(Task description): Each entry below should be echoed exactly, with pictures omitted.
=-=-=
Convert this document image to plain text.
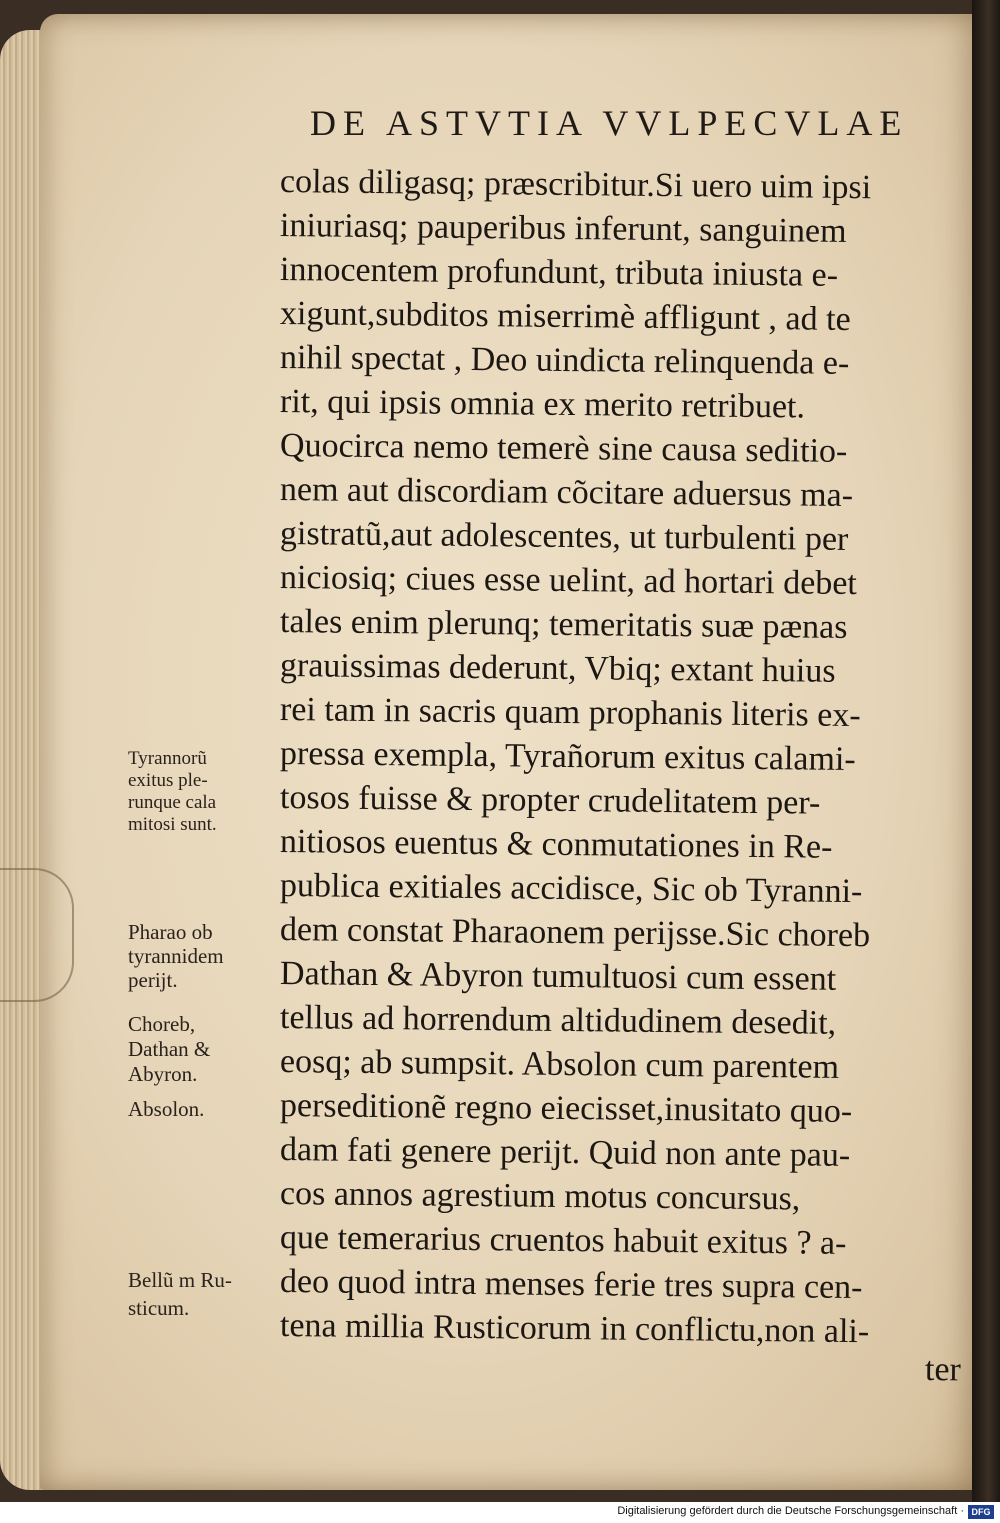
DE ASTVTIA VVLPECVLAE
colas diligasq; præscribitur.Si uero uim ipsi
iniuriasq; pauperibus inferunt, sanguinem
innocentem profundunt, tributa iniusta e-
xigunt,subditos miserrimè affligunt , ad te
nihil spectat , Deo uindicta relinquenda e-
rit, qui ipsis omnia ex merito retribuet.
Quocirca nemo temerè sine causa seditio-
nem aut discordiam cõcitare aduersus ma-
gistratũ,aut adolescentes, ut turbulenti per
niciosiq; ciues esse uelint, ad hortari debet
tales enim plerunq; temeritatis suæ pænas
grauissimas dederunt, Vbiq; extant huius
rei tam in sacris quam prophanis literis ex-
pressa exempla, Tyrañorum exitus calami-
tosos fuisse & propter crudelitatem per-
nitiosos euentus & conmutationes in Re-
publica exitiales accidisce, Sic ob Tyranni-
dem constat Pharaonem perijsse.Sic choreb
Dathan & Abyron tumultuosi cum essent
tellus ad horrendum altidudinem desedit,
eosq; ab sumpsit. Absolon cum parentem
perseditionẽ regno eiecisset,inusitato quo-
dam fati genere perijt. Quid non ante pau-
cos annos agrestium motus concursus,
que temerarius cruentos habuit exitus ? a-
deo quod intra menses ferie tres supra cen-
tena millia Rusticorum in conflictu,non ali-
ter
Tyrannorũ
exitus ple-
runque cala
mitosi sunt.
Pharao ob
tyrannidem
perijt.
Choreb,
Dathan &
Abyron.
Absolon.
Bellũ m Ru-
sticum.
Digitalisierung gefördert durch die Deutsche Forschungsgemeinschaft · DFG
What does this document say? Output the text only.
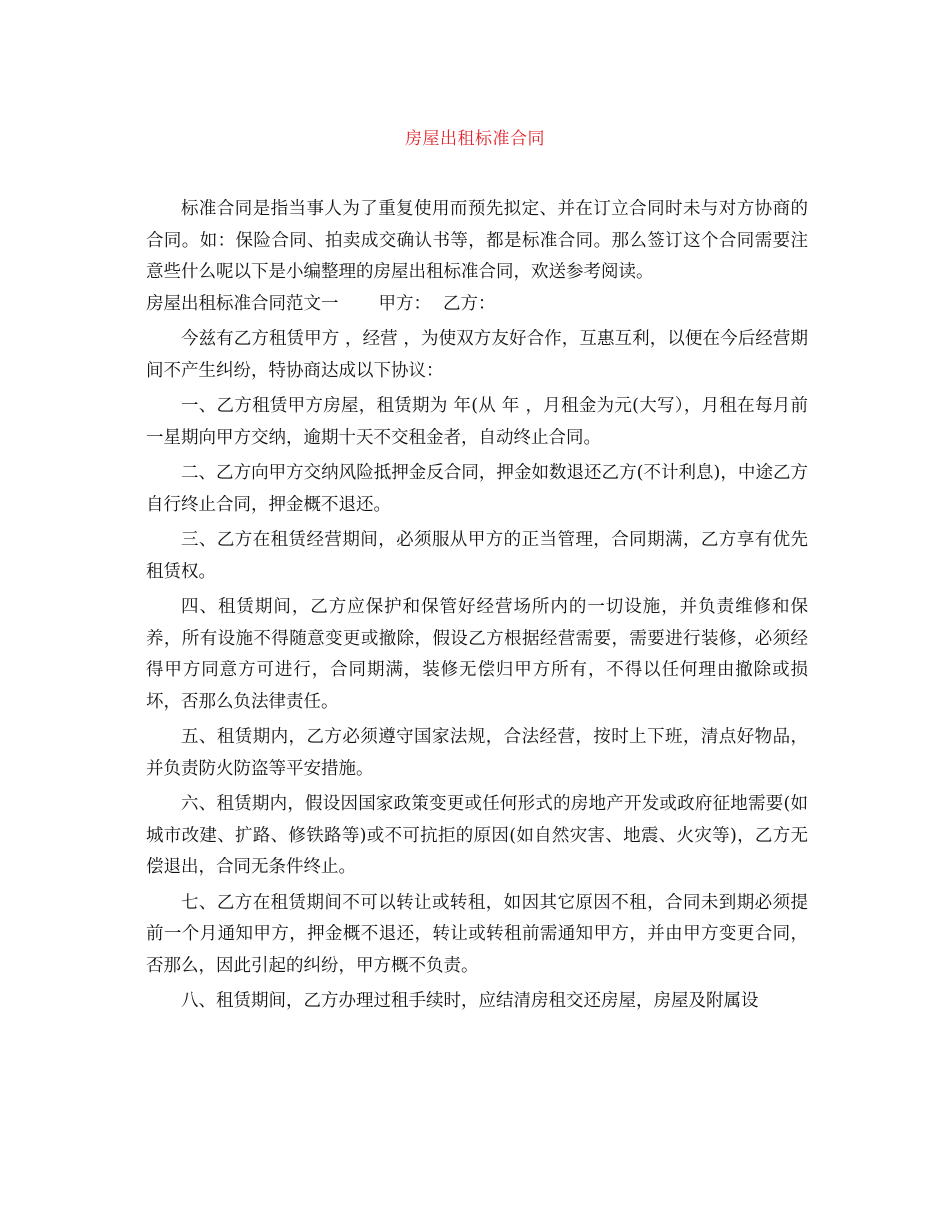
房屋出租标准合同

标准合同是指当事人为了重复使用而预先拟定、并在订立合同时未与对方协商的合同。如：保险合同、拍卖成交确认书等，都是标准合同。那么签订这个合同需要注意些什么呢以下是小编整理的房屋出租标准合同，欢送参考阅读。

房屋出租标准合同范文一 甲方： 乙方：

今兹有乙方租赁甲方 ，经营 ，为使双方友好合作，互惠互利，以便在今后经营期间不产生纠纷，特协商达成以下协议：

一、乙方租赁甲方房屋，租赁期为 年(从 年 ，月租金为元(大写），月租在每月前一星期向甲方交纳，逾期十天不交租金者，自动终止合同。

二、乙方向甲方交纳风险抵押金反合同，押金如数退还乙方(不计利息)，中途乙方自行终止合同，押金概不退还。

三、乙方在租赁经营期间，必须服从甲方的正当管理，合同期满，乙方享有优先租赁权。

四、租赁期间，乙方应保护和保管好经营场所内的一切设施，并负责维修和保养，所有设施不得随意变更或撤除，假设乙方根据经营需要，需要进行装修，必须经得甲方同意方可进行，合同期满，装修无偿归甲方所有，不得以任何理由撤除或损坏，否那么负法律责任。

五、租赁期内，乙方必须遵守国家法规，合法经营，按时上下班，清点好物品，并负责防火防盗等平安措施。

六、租赁期内，假设因国家政策变更或任何形式的房地产开发或政府征地需要(如城市改建、扩路、修铁路等)或不可抗拒的原因(如自然灾害、地震、火灾等)，乙方无偿退出，合同无条件终止。

七、乙方在租赁期间不可以转让或转租，如因其它原因不租，合同未到期必须提前一个月通知甲方，押金概不退还，转让或转租前需通知甲方，并由甲方变更合同，否那么，因此引起的纠纷，甲方概不负责。

八、租赁期间，乙方办理过租手续时，应结清房租交还房屋，房屋及附属设
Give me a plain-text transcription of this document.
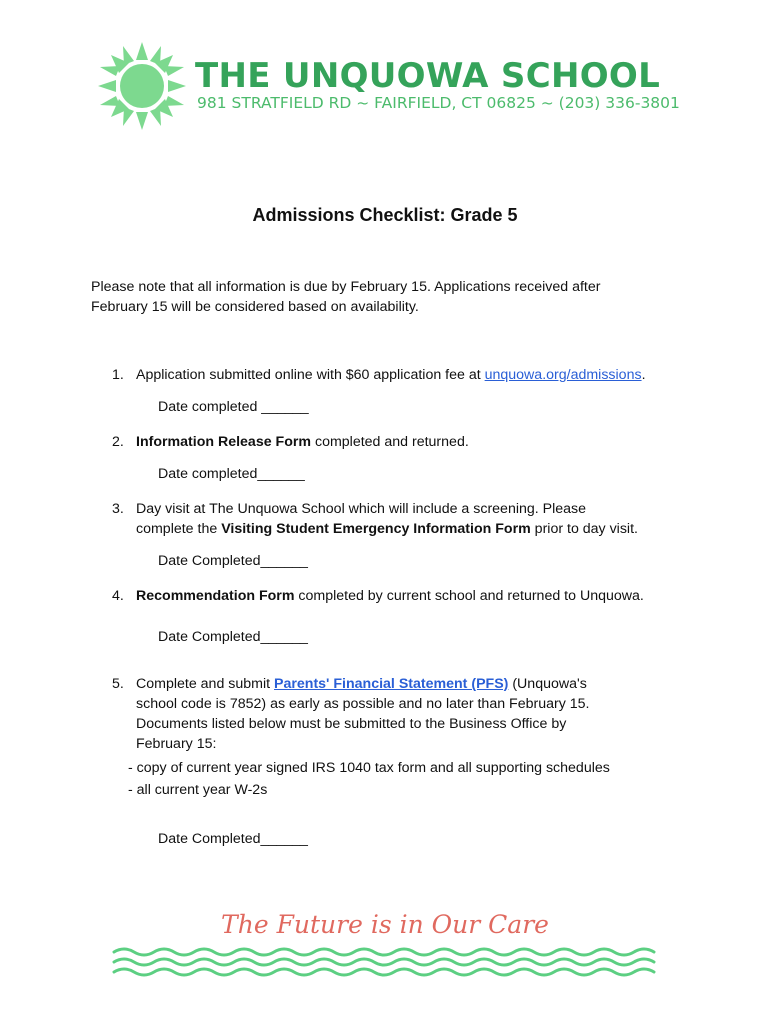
THE UNQUOWA SCHOOL
981 STRATFIELD RD ~ FAIRFIELD, CT 06825 ~ (203) 336-3801
Admissions Checklist: Grade 5
Please note that all information is due by February 15. Applications received after
February 15 will be considered based on availability.
1. Application submitted online with $60 application fee at unquowa.org/admissions.
Date completed ______
2. Information Release Form completed and returned.
Date completed______
3. Day visit at The Unquowa School which will include a screening. Please
complete the Visiting Student Emergency Information Form prior to day visit.
Date Completed______
4. Recommendation Form completed by current school and returned to Unquowa.
Date Completed______
5. Complete and submit Parents' Financial Statement (PFS) (Unquowa's
school code is 7852) as early as possible and no later than February 15.
Documents listed below must be submitted to the Business Office by
February 15:
- copy of current year signed IRS 1040 tax form and all supporting schedules
- all current year W-2s
Date Completed______
The Future is in Our Care
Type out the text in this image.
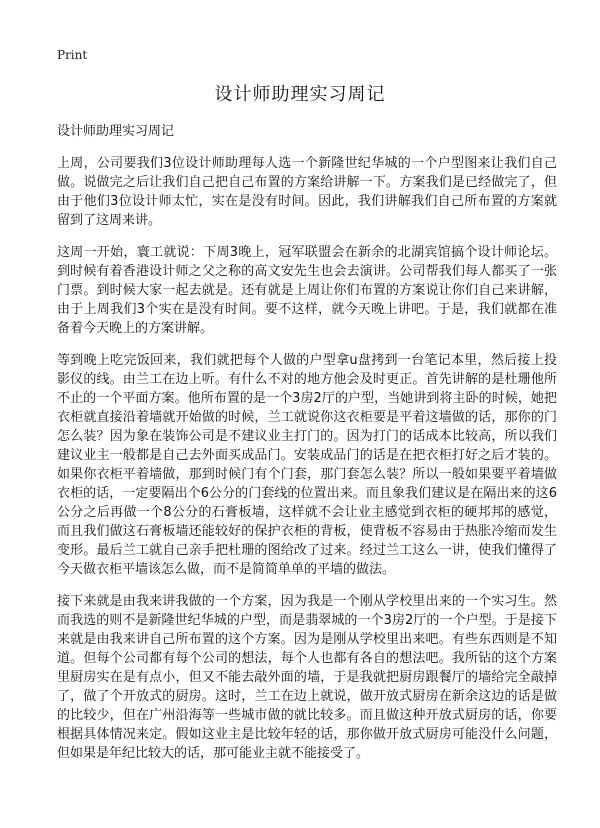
Print
设计师助理实习周记

设计师助理实习周记

上周，公司要我们3位设计师助理每人选一个新隆世纪华城的一个户型图来让我们自己做。说做完之后让我们自己把自己布置的方案给讲解一下。方案我们是已经做完了，但由于他们3位设计师太忙，实在是没有时间。因此，我们讲解我们自己所布置的方案就留到了这周来讲。

这周一开始，寰工就说：下周3晚上，冠军联盟会在新余的北湖宾馆搞个设计师论坛。到时候有着香港设计师之父之称的高文安先生也会去演讲。公司帮我们每人都买了一张门票。到时候大家一起去就是。还有就是上周让你们布置的方案说让你们自己来讲解，由于上周我们3个实在是没有时间。要不这样，就今天晚上讲吧。于是，我们就都在准备着今天晚上的方案讲解。

等到晚上吃完饭回来，我们就把每个人做的户型拿u盘拷到一台笔记本里，然后接上投影仪的线。由兰工在边上听。有什么不对的地方他会及时更正。首先讲解的是杜珊他所不止的一个平面方案。他所布置的是一个3房2厅的户型，当她讲到将主卧的时候，她把衣柜就直接沿着墙就开始做的时候，兰工就说你这衣柜要是平着这墙做的话，那你的门怎么装？因为象在装饰公司是不建议业主打门的。因为打门的话成本比较高，所以我们建议业主一般都是自己去外面买成品门。安装成品门的话是在把衣柜打好之后才装的。如果你衣柜平着墙做，那到时候门有个门套，那门套怎么装？所以一般如果要平着墙做衣柜的话，一定要隔出个6公分的门套线的位置出来。而且象我们建议是在隔出来的这6公分之后再做一个8公分的石膏板墙，这样就不会让业主感觉到衣柜的硬邦邦的感觉，而且我们做这石膏板墙还能较好的保护衣柜的背板，使背板不容易由于热胀冷缩而发生变形。最后兰工就自己亲手把杜珊的图给改了过来。经过兰工这么一讲，使我们懂得了今天做衣柜平墙该怎么做，而不是简简单单的平墙的做法。

接下来就是由我来讲我做的一个方案，因为我是一个刚从学校里出来的一个实习生。然而我选的则不是新隆世纪华城的户型，而是翡翠城的一个3房2厅的一个户型。于是接下来就是由我来讲自己所布置的这个方案。因为是刚从学校里出来吧。有些东西则是不知道。但每个公司都有每个公司的想法，每个人也都有各自的想法吧。我所钻的这个方案里厨房实在是有点小，但又不能去敲外面的墙，于是我就把厨房跟餐厅的墙给完全敲掉了，做了个开放式的厨房。这时，兰工在边上就说，做开放式厨房在新余这边的话是做的比较少，但在广州沿海等一些城市做的就比较多。而且做这种开放式厨房的话，你要根据具体情况来定。假如这业主是比较年轻的话，那你做开放式厨房可能没什么问题，但如果是年纪比较大的话，那可能业主就不能接受了。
=-=-=
(The answer):
Convert this document image to plain text.
DE ASTVTIA VVLPECVLAE
colas diligasq; præscribitur.Si uero uim ipsi
iniuriasq; pauperibus inferunt, sanguinem
innocentem profundunt, tributa iniusta e-
xigunt,subditos miserrimè affligunt , ad te
nihil spectat , Deo uindicta relinquenda e-
rit, qui ipsis omnia ex merito retribuet.
Quocirca nemo temerè sine causa seditio-
nem aut discordiam cõcitare aduersus ma-
gistratũ,aut adolescentes, ut turbulenti per
niciosiq; ciues esse uelint, ad hortari debet
tales enim plerunq; temeritatis suæ pænas
grauissimas dederunt, Vbiq; extant huius
rei tam in sacris quam prophanis literis ex-
pressa exempla, Tyrañorum exitus calami-
tosos fuisse & propter crudelitatem per-
nitiosos euentus & conmutationes in Re-
publica exitiales accidisce, Sic ob Tyranni-
dem constat Pharaonem perijsse.Sic choreb
Dathan & Abyron tumultuosi cum essent
tellus ad horrendum altidudinem desedit,
eosq; ab sumpsit. Absolon cum parentem
perseditionẽ regno eiecisset,inusitato quo-
dam fati genere perijt. Quid non ante pau-
cos annos agrestium motus concursus,
que temerarius cruentos habuit exitus ? a-
deo quod intra menses ferie tres supra cen-
tena millia Rusticorum in conflictu,non ali-
ter
Tyrannorũ
exitus ple-
runque cala
mitosi sunt.
Pharao ob
tyrannidem
perijt.
Choreb,
Dathan &
Abyron.
Absolon.
Bellũ m Ru-
sticum.
Digitalisierung gefördert durch die Deutsche Forschungsgemeinschaft · DFG
What does this document say? Output the text only.
房屋出租标准合同

标准合同是指当事人为了重复使用而预先拟定、并在订立合同时未与对方协商的合同。如：保险合同、拍卖成交确认书等，都是标准合同。那么签订这个合同需要注意些什么呢以下是小编整理的房屋出租标准合同，欢送参考阅读。

房屋出租标准合同范文一 甲方： 乙方：

今兹有乙方租赁甲方 ，经营 ，为使双方友好合作，互惠互利，以便在今后经营期间不产生纠纷，特协商达成以下协议：

一、乙方租赁甲方房屋，租赁期为 年(从 年 ，月租金为元(大写），月租在每月前一星期向甲方交纳，逾期十天不交租金者，自动终止合同。

二、乙方向甲方交纳风险抵押金反合同，押金如数退还乙方(不计利息)，中途乙方自行终止合同，押金概不退还。

三、乙方在租赁经营期间，必须服从甲方的正当管理，合同期满，乙方享有优先租赁权。

四、租赁期间，乙方应保护和保管好经营场所内的一切设施，并负责维修和保养，所有设施不得随意变更或撤除，假设乙方根据经营需要，需要进行装修，必须经得甲方同意方可进行，合同期满，装修无偿归甲方所有，不得以任何理由撤除或损坏，否那么负法律责任。

五、租赁期内，乙方必须遵守国家法规，合法经营，按时上下班，清点好物品，并负责防火防盗等平安措施。

六、租赁期内，假设因国家政策变更或任何形式的房地产开发或政府征地需要(如城市改建、扩路、修铁路等)或不可抗拒的原因(如自然灾害、地震、火灾等)，乙方无偿退出，合同无条件终止。

七、乙方在租赁期间不可以转让或转租，如因其它原因不租，合同未到期必须提前一个月通知甲方，押金概不退还，转让或转租前需通知甲方，并由甲方变更合同，否那么，因此引起的纠纷，甲方概不负责。

八、租赁期间，乙方办理过租手续时，应结清房租交还房屋，房屋及附属设
Give me a plain-text transcription of this document.
THE UNQUOWA SCHOOL
981 STRATFIELD RD ~ FAIRFIELD, CT 06825 ~ (203) 336-3801
Admissions Checklist: Grade 5
Please note that all information is due by February 15. Applications received after
February 15 will be considered based on availability.
1. Application submitted online with $60 application fee at unquowa.org/admissions.
Date completed ______
2. Information Release Form completed and returned.
Date completed______
3. Day visit at The Unquowa School which will include a screening. Please
complete the Visiting Student Emergency Information Form prior to day visit.
Date Completed______
4. Recommendation Form completed by current school and returned to Unquowa.
Date Completed______
5. Complete and submit Parents' Financial Statement (PFS) (Unquowa's
school code is 7852) as early as possible and no later than February 15.
Documents listed below must be submitted to the Business Office by
February 15:
- copy of current year signed IRS 1040 tax form and all supporting schedules
- all current year W-2s
Date Completed______
The Future is in Our Care
Type out the text in this image.
Print
设计师助理实习周记

设计师助理实习周记

上周，公司要我们3位设计师助理每人选一个新隆世纪华城的一个户型图来让我们自己做。说做完之后让我们自己把自己布置的方案给讲解一下。方案我们是已经做完了，但由于他们3位设计师太忙，实在是没有时间。因此，我们讲解我们自己所布置的方案就留到了这周来讲。

这周一开始，寰工就说：下周3晚上，冠军联盟会在新余的北湖宾馆搞个设计师论坛。到时候有着香港设计师之父之称的高文安先生也会去演讲。公司帮我们每人都买了一张门票。到时候大家一起去就是。还有就是上周让你们布置的方案说让你们自己来讲解，由于上周我们3个实在是没有时间。要不这样，就今天晚上讲吧。于是，我们就都在准备着今天晚上的方案讲解。

等到晚上吃完饭回来，我们就把每个人做的户型拿u盘拷到一台笔记本里，然后接上投影仪的线。由兰工在边上听。有什么不对的地方他会及时更正。首先讲解的是杜珊他所不止的一个平面方案。他所布置的是一个3房2厅的户型，当她讲到将主卧的时候，她把衣柜就直接沿着墙就开始做的时候，兰工就说你这衣柜要是平着这墙做的话，那你的门怎么装？因为象在装饰公司是不建议业主打门的。因为打门的话成本比较高，所以我们建议业主一般都是自己去外面买成品门。安装成品门的话是在把衣柜打好之后才装的。如果你衣柜平着墙做，那到时候门有个门套，那门套怎么装？所以一般如果要平着墙做衣柜的话，一定要隔出个6公分的门套线的位置出来。而且象我们建议是在隔出来的这6公分之后再做一个8公分的石膏板墙，这样就不会让业主感觉到衣柜的硬邦邦的感觉，而且我们做这石膏板墙还能较好的保护衣柜的背板，使背板不容易由于热胀冷缩而发生变形。最后兰工就自己亲手把杜珊的图给改了过来。经过兰工这么一讲，使我们懂得了今天做衣柜平墙该怎么做，而不是简简单单的平墙的做法。

接下来就是由我来讲我做的一个方案，因为我是一个刚从学校里出来的一个实习生。然而我选的则不是新隆世纪华城的户型，而是翡翠城的一个3房2厅的一个户型。于是接下来就是由我来讲自己所布置的这个方案。因为是刚从学校里出来吧。有些东西则是不知道。但每个公司都有每个公司的想法，每个人也都有各自的想法吧。我所钻的这个方案里厨房实在是有点小，但又不能去敲外面的墙，于是我就把厨房跟餐厅的墙给完全敲掉了，做了个开放式的厨房。这时，兰工在边上就说，做开放式厨房在新余这边的话是做的比较少，但在广州沿海等一些城市做的就比较多。而且做这种开放式厨房的话，你要根据具体情况来定。假如这业主是比较年轻的话，那你做开放式厨房可能没什么问题，但如果是年纪比较大的话，那可能业主就不能接受了。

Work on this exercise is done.